What is required.
Take the entries that follow and return only the lines from the one with "Extract all readable text from this page." through the final line, leaving every picture behind.

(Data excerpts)
>> begin

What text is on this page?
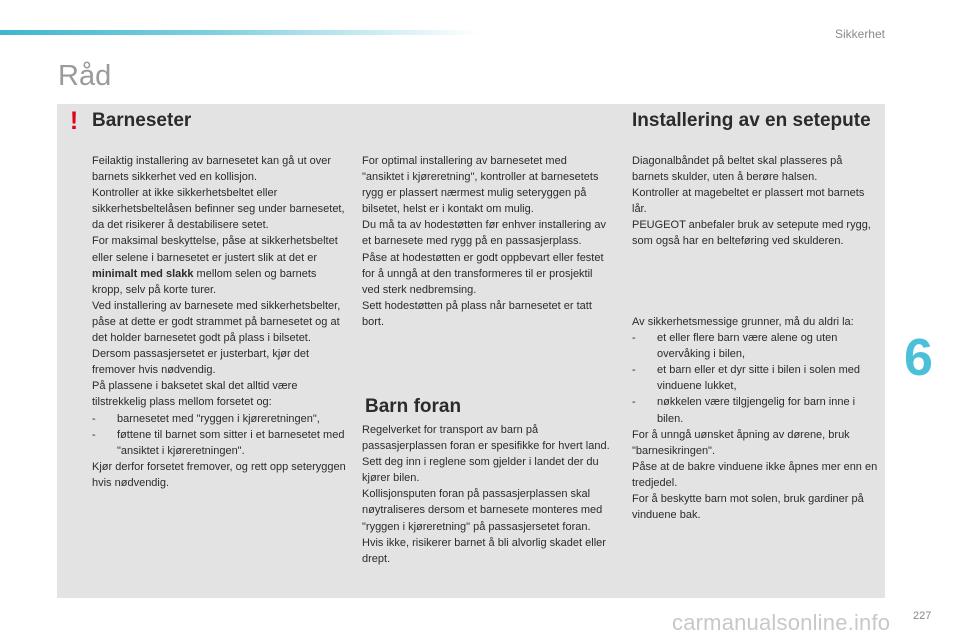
Sikkerhet
Råd
! Barneseter	Installering av en setepute

Feilaktig installering av barnesetet kan gå ut over barnets sikkerhet ved en kollisjon.

Kontroller at ikke sikkerhetsbeltet eller sikkerhetsbeltelåsen befinner seg under barnesetet, da det risikerer å destabilisere setet.

For maksimal beskyttelse, påse at sikkerhetsbeltet eller selene i barnesetet er justert slik at det er minimalt med slakk mellom selen og barnets kropp, selv på korte turer.

Ved installering av barnesete med sikkerhetsbelter, påse at dette er godt strammet på barnesetet og at det holder barnesetet godt på plass i bilsetet. Dersom passasjersetet er justerbart, kjør det fremover hvis nødvendig.

På plassene i baksetet skal det alltid være tilstrekkelig plass mellom forsetet og:

- barnesetet med "ryggen i kjøreretningen",

- føttene til barnet som sitter i et barnesetet med "ansiktet i kjøreretningen".

Kjør derfor forsetet fremover, og rett opp seteryggen hvis nødvendig.

For optimal installering av barnesetet med "ansiktet i kjøreretning", kontroller at barnesetets rygg er plassert nærmest mulig seteryggen på bilsetet, helst er i kontakt om mulig.

Du må ta av hodestøtten før enhver installering av et barnesete med rygg på en passasjerplass.

Påse at hodestøtten er godt oppbevart eller festet for å unngå at den transformeres til er prosjektil ved sterk nedbremsing.

Sett hodestøtten på plass når barnesetet er tatt bort.

Barn foran

Regelverket for transport av barn på passasjerplassen foran er spesifikke for hvert land. Sett deg inn i reglene som gjelder i landet der du kjører bilen.

Kollisjonsputen foran på passasjerplassen skal nøytraliseres dersom et barnesete monteres med "ryggen i kjøreretning" på passasjersetet foran. Hvis ikke, risikerer barnet å bli alvorlig skadet eller drept.

Diagonalbåndet på beltet skal plasseres på barnets skulder, uten å berøre halsen.

Kontroller at magebeltet er plassert mot barnets lår.

PEUGEOT anbefaler bruk av setepute med rygg, som også har en belteføring ved skulderen.

Av sikkerhetsmessige grunner, må du aldri la:

- et eller flere barn være alene og uten overvåking i bilen,

- et barn eller et dyr sitte i bilen i solen med vinduene lukket,

- nøkkelen være tilgjengelig for barn inne i bilen.

For å unngå uønsket åpning av dørene, bruk "barnesikringen".

Påse at de bakre vinduene ikke åpnes mer enn en tredjedel.

For å beskytte barn mot solen, bruk gardiner på vinduene bak.

6
carmanualsonline.info 227
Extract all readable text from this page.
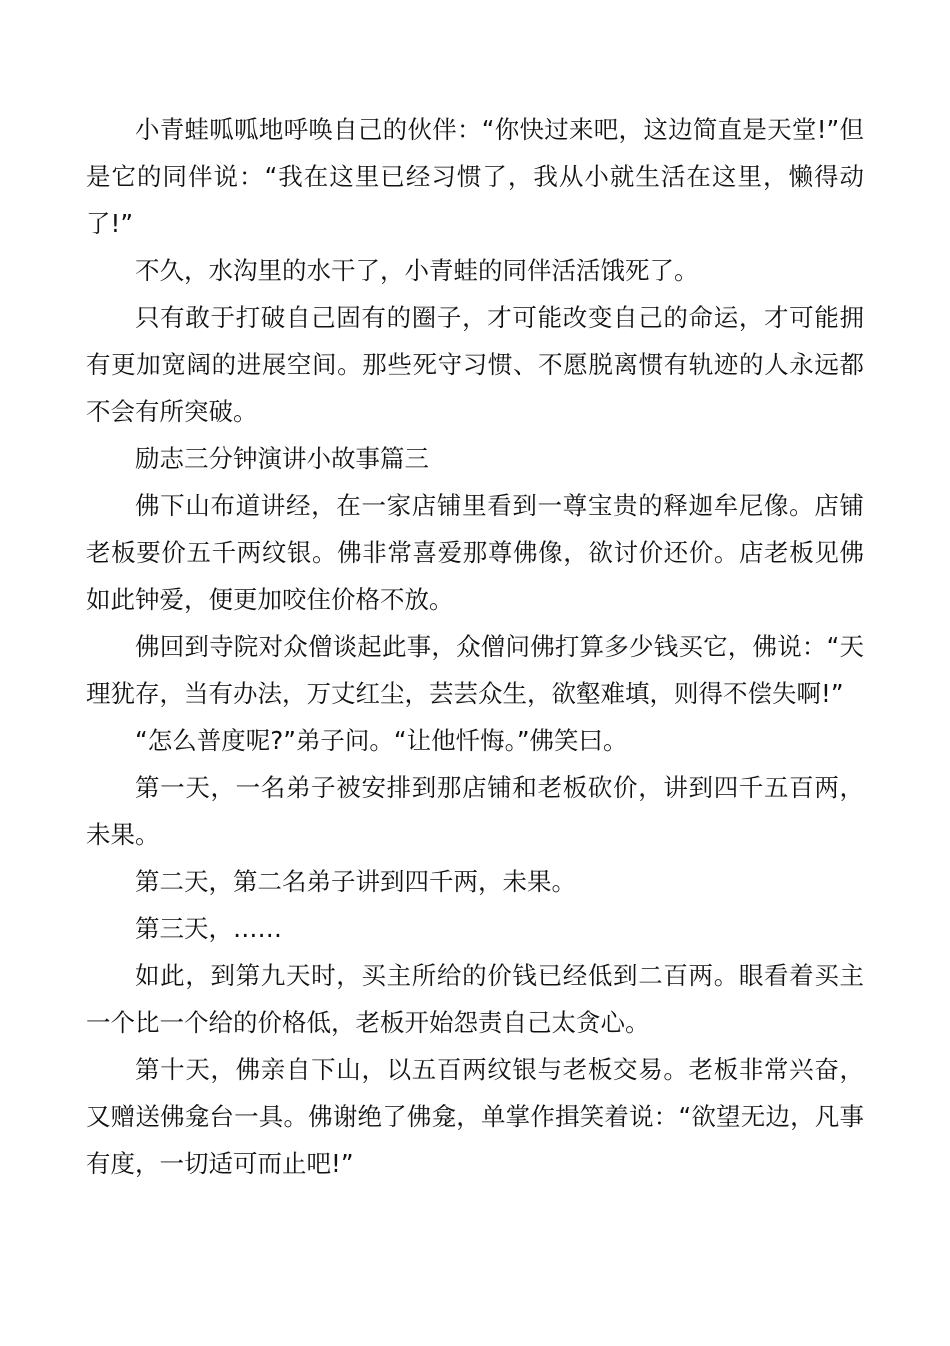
小青蛙呱呱地呼唤自己的伙伴：“你快过来吧，这边简直是天堂!”但是它的同伴说：“我在这里已经习惯了，我从小就生活在这里，懒得动了!”

不久，水沟里的水干了，小青蛙的同伴活活饿死了。

只有敢于打破自己固有的圈子，才可能改变自己的命运，才可能拥有更加宽阔的进展空间。那些死守习惯、不愿脱离惯有轨迹的人永远都不会有所突破。

励志三分钟演讲小故事篇三

佛下山布道讲经，在一家店铺里看到一尊宝贵的释迦牟尼像。店铺老板要价五千两纹银。佛非常喜爱那尊佛像，欲讨价还价。店老板见佛如此钟爱，便更加咬住价格不放。

佛回到寺院对众僧谈起此事，众僧问佛打算多少钱买它，佛说：“天理犹存，当有办法，万丈红尘，芸芸众生，欲壑难填，则得不偿失啊!”

“怎么普度呢?”弟子问。“让他忏悔。”佛笑曰。

第一天，一名弟子被安排到那店铺和老板砍价，讲到四千五百两，未果。

第二天，第二名弟子讲到四千两，未果。

第三天，……

如此，到第九天时，买主所给的价钱已经低到二百两。眼看着买主一个比一个给的价格低，老板开始怨责自己太贪心。

第十天，佛亲自下山，以五百两纹银与老板交易。老板非常兴奋，又赠送佛龛台一具。佛谢绝了佛龛，单掌作揖笑着说：“欲望无边，凡事有度，一切适可而止吧!”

>> end

Worked answer.
Extract all readable text from this page.
小青蛙呱呱地呼唤自己的伙伴：“你快过来吧，这边简直是天堂!”但是它的同伴说：“我在这里已经习惯了，我从小就生活在这里，懒得动了!”

不久，水沟里的水干了，小青蛙的同伴活活饿死了。

只有敢于打破自己固有的圈子，才可能改变自己的命运，才可能拥有更加宽阔的进展空间。那些死守习惯、不愿脱离惯有轨迹的人永远都不会有所突破。

励志三分钟演讲小故事篇三

佛下山布道讲经，在一家店铺里看到一尊宝贵的释迦牟尼像。店铺老板要价五千两纹银。佛非常喜爱那尊佛像，欲讨价还价。店老板见佛如此钟爱，便更加咬住价格不放。

佛回到寺院对众僧谈起此事，众僧问佛打算多少钱买它，佛说：“天理犹存，当有办法，万丈红尘，芸芸众生，欲壑难填，则得不偿失啊!”

“怎么普度呢?”弟子问。“让他忏悔。”佛笑曰。

第一天，一名弟子被安排到那店铺和老板砍价，讲到四千五百两，未果。

第二天，第二名弟子讲到四千两，未果。

第三天，……

如此，到第九天时，买主所给的价钱已经低到二百两。眼看着买主一个比一个给的价格低，老板开始怨责自己太贪心。

第十天，佛亲自下山，以五百两纹银与老板交易。老板非常兴奋，又赠送佛龛台一具。佛谢绝了佛龛，单掌作揖笑着说：“欲望无边，凡事有度，一切适可而止吧!”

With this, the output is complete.